*** RAW DATA
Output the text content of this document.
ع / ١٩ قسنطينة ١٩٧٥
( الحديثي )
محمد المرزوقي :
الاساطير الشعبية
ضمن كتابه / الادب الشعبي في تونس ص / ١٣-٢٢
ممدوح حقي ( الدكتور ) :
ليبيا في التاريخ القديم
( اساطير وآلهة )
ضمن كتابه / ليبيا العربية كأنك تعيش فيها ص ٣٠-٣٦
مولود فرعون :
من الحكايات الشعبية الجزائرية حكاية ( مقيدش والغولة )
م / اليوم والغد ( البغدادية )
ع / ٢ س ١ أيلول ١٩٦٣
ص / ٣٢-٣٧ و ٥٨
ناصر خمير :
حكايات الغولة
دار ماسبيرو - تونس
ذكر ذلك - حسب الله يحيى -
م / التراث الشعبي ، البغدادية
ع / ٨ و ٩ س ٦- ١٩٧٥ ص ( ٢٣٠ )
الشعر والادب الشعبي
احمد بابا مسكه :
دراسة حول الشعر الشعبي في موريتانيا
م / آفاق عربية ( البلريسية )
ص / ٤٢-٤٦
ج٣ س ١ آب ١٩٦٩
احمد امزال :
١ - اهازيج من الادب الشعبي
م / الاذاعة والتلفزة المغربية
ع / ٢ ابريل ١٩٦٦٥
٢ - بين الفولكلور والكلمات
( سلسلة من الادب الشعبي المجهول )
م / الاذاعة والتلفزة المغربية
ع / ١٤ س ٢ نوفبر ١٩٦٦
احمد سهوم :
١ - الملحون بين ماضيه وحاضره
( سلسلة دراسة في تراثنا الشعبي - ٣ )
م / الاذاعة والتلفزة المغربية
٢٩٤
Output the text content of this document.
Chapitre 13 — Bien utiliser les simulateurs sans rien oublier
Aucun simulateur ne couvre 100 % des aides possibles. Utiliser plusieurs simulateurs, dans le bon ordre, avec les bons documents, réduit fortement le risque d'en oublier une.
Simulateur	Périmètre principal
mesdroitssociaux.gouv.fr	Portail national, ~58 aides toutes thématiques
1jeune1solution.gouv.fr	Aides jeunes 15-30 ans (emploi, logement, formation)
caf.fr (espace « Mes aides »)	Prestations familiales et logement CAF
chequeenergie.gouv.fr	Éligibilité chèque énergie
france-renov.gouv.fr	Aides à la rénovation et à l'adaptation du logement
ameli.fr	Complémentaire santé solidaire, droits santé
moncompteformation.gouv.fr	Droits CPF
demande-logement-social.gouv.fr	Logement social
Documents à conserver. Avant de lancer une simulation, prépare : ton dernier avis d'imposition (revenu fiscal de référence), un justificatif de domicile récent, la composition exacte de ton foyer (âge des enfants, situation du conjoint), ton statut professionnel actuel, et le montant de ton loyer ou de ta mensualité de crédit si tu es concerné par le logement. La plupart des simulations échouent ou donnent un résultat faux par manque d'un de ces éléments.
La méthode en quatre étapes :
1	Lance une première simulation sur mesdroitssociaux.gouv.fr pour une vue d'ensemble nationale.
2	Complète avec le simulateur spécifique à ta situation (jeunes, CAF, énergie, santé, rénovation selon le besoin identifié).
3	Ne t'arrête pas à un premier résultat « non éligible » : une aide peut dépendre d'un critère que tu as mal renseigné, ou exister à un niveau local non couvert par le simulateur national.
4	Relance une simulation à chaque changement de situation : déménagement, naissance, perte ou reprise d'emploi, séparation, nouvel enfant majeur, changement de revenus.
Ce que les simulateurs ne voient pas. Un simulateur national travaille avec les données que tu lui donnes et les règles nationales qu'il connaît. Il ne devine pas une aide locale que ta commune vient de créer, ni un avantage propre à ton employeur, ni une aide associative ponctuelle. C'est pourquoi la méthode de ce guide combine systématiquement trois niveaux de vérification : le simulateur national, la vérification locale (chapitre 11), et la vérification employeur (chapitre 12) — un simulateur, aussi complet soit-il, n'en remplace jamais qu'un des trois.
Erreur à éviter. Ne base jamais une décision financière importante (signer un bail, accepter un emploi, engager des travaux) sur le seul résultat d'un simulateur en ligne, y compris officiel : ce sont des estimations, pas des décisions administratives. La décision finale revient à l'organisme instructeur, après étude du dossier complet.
******
• EXERCISE TASK:
Write out the data again, exactly and in full.

• OUTPUT OF THE TASK:
Output the text content of this document.
ع / ١٩ قسنطينة ١٩٧٥
( الحديثي )
محمد المرزوقي :
الاساطير الشعبية
ضمن كتابه / الادب الشعبي في تونس ص / ١٣-٢٢
ممدوح حقي ( الدكتور ) :
ليبيا في التاريخ القديم
( اساطير وآلهة )
ضمن كتابه / ليبيا العربية كأنك تعيش فيها ص ٣٠-٣٦
مولود فرعون :
من الحكايات الشعبية الجزائرية حكاية ( مقيدش والغولة )
م / اليوم والغد ( البغدادية )
ع / ٢ س ١ أيلول ١٩٦٣
ص / ٣٢-٣٧ و ٥٨
ناصر خمير :
حكايات الغولة
دار ماسبيرو - تونس
ذكر ذلك - حسب الله يحيى -
م / التراث الشعبي ، البغدادية
ع / ٨ و ٩ س ٦- ١٩٧٥ ص ( ٢٣٠ )
الشعر والادب الشعبي
احمد بابا مسكه :
دراسة حول الشعر الشعبي في موريتانيا
م / آفاق عربية ( البلريسية )
ص / ٤٢-٤٦
ج٣ س ١ آب ١٩٦٩
احمد امزال :
١ - اهازيج من الادب الشعبي
م / الاذاعة والتلفزة المغربية
ع / ٢ ابريل ١٩٦٦٥
٢ - بين الفولكلور والكلمات
( سلسلة من الادب الشعبي المجهول )
م / الاذاعة والتلفزة المغربية
ع / ١٤ س ٢ نوفبر ١٩٦٦
احمد سهوم :
١ - الملحون بين ماضيه وحاضره
( سلسلة دراسة في تراثنا الشعبي - ٣ )
م / الاذاعة والتلفزة المغربية
٢٩٤
Output the text content of this document.
Chapitre 13 — Bien utiliser les simulateurs sans rien oublier
Aucun simulateur ne couvre 100 % des aides possibles. Utiliser plusieurs simulateurs, dans le bon ordre, avec les bons documents, réduit fortement le risque d'en oublier une.
Simulateur	Périmètre principal
mesdroitssociaux.gouv.fr	Portail national, ~58 aides toutes thématiques
1jeune1solution.gouv.fr	Aides jeunes 15-30 ans (emploi, logement, formation)
caf.fr (espace « Mes aides »)	Prestations familiales et logement CAF
chequeenergie.gouv.fr	Éligibilité chèque énergie
france-renov.gouv.fr	Aides à la rénovation et à l'adaptation du logement
ameli.fr	Complémentaire santé solidaire, droits santé
moncompteformation.gouv.fr	Droits CPF
demande-logement-social.gouv.fr	Logement social
Documents à conserver. Avant de lancer une simulation, prépare : ton dernier avis d'imposition (revenu fiscal de référence), un justificatif de domicile récent, la composition exacte de ton foyer (âge des enfants, situation du conjoint), ton statut professionnel actuel, et le montant de ton loyer ou de ta mensualité de crédit si tu es concerné par le logement. La plupart des simulations échouent ou donnent un résultat faux par manque d'un de ces éléments.
La méthode en quatre étapes :
1	Lance une première simulation sur mesdroitssociaux.gouv.fr pour une vue d'ensemble nationale.
2	Complète avec le simulateur spécifique à ta situation (jeunes, CAF, énergie, santé, rénovation selon le besoin identifié).
3	Ne t'arrête pas à un premier résultat « non éligible » : une aide peut dépendre d'un critère que tu as mal renseigné, ou exister à un niveau local non couvert par le simulateur national.
4	Relance une simulation à chaque changement de situation : déménagement, naissance, perte ou reprise d'emploi, séparation, nouvel enfant majeur, changement de revenus.
Ce que les simulateurs ne voient pas. Un simulateur national travaille avec les données que tu lui donnes et les règles nationales qu'il connaît. Il ne devine pas une aide locale que ta commune vient de créer, ni un avantage propre à ton employeur, ni une aide associative ponctuelle. C'est pourquoi la méthode de ce guide combine systématiquement trois niveaux de vérification : le simulateur national, la vérification locale (chapitre 11), et la vérification employeur (chapitre 12) — un simulateur, aussi complet soit-il, n'en remplace jamais qu'un des trois.
Erreur à éviter. Ne base jamais une décision financière importante (signer un bail, accepter un emploi, engager des travaux) sur le seul résultat d'un simulateur en ligne, y compris officiel : ce sont des estimations, pas des décisions administratives. La décision finale revient à l'organisme instructeur, après étude du dossier complet.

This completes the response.